**AIM:** Restate the entries below word for word, omitting nothing.

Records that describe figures

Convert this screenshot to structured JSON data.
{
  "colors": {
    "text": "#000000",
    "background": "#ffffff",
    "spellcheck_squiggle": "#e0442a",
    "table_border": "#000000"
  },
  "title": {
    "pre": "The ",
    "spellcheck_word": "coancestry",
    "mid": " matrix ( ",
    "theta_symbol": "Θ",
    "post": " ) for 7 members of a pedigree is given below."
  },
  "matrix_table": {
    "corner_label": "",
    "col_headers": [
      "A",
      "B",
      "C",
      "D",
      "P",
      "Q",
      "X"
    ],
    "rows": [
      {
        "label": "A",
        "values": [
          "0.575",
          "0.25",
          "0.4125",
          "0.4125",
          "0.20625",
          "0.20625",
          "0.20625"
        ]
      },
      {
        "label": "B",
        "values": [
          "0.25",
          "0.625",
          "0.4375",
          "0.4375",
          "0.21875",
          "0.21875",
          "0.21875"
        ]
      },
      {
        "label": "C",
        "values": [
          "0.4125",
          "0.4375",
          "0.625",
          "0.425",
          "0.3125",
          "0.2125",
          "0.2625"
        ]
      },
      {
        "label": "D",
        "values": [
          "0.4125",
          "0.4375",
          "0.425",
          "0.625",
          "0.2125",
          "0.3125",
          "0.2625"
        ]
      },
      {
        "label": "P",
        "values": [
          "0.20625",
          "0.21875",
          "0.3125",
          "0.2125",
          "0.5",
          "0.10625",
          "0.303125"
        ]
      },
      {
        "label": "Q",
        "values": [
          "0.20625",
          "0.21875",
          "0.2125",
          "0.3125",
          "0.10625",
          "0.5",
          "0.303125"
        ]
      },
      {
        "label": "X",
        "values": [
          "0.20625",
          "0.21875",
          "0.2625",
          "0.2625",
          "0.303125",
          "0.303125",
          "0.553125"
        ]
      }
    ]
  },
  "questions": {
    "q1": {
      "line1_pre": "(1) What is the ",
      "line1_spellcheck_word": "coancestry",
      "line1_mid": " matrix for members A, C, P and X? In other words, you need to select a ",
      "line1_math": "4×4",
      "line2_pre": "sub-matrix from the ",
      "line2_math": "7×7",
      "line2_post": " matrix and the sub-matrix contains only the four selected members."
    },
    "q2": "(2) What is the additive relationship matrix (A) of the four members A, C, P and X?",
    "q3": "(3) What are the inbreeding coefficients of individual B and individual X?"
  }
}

**IN RESPONSE:**
Convert this screenshot to structured JSON data.
{
  "colors": {
    "text": "#000000",
    "background": "#ffffff",
    "spellcheck_squiggle": "#e0442a",
    "table_border": "#000000"
  },
  "title": {
    "pre": "The ",
    "spellcheck_word": "coancestry",
    "mid": " matrix ( ",
    "theta_symbol": "Θ",
    "post": " ) for 7 members of a pedigree is given below."
  },
  "matrix_table": {
    "corner_label": "",
    "col_headers": [
      "A",
      "B",
      "C",
      "D",
      "P",
      "Q",
      "X"
    ],
    "rows": [
      {
        "label": "A",
        "values": [
          "0.575",
          "0.25",
          "0.4125",
          "0.4125",
          "0.20625",
          "0.20625",
          "0.20625"
        ]
      },
      {
        "label": "B",
        "values": [
          "0.25",
          "0.625",
          "0.4375",
          "0.4375",
          "0.21875",
          "0.21875",
          "0.21875"
        ]
      },
      {
        "label": "C",
        "values": [
          "0.4125",
          "0.4375",
          "0.625",
          "0.425",
          "0.3125",
          "0.2125",
          "0.2625"
        ]
      },
      {
        "label": "D",
        "values": [
          "0.4125",
          "0.4375",
          "0.425",
          "0.625",
          "0.2125",
          "0.3125",
          "0.2625"
        ]
      },
      {
        "label": "P",
        "values": [
          "0.20625",
          "0.21875",
          "0.3125",
          "0.2125",
          "0.5",
          "0.10625",
          "0.303125"
        ]
      },
      {
        "label": "Q",
        "values": [
          "0.20625",
          "0.21875",
          "0.2125",
          "0.3125",
          "0.10625",
          "0.5",
          "0.303125"
        ]
      },
      {
        "label": "X",
        "values": [
          "0.20625",
          "0.21875",
          "0.2625",
          "0.2625",
          "0.303125",
          "0.303125",
          "0.553125"
        ]
      }
    ]
  },
  "questions": {
    "q1": {
      "line1_pre": "(1) What is the ",
      "line1_spellcheck_word": "coancestry",
      "line1_mid": " matrix for members A, C, P and X? In other words, you need to select a ",
      "line1_math": "4×4",
      "line2_pre": "sub-matrix from the ",
      "line2_math": "7×7",
      "line2_post": " matrix and the sub-matrix contains only the four selected members."
    },
    "q2": "(2) What is the additive relationship matrix (A) of the four members A, C, P and X?",
    "q3": "(3) What are the inbreeding coefficients of individual B and individual X?"
  }
}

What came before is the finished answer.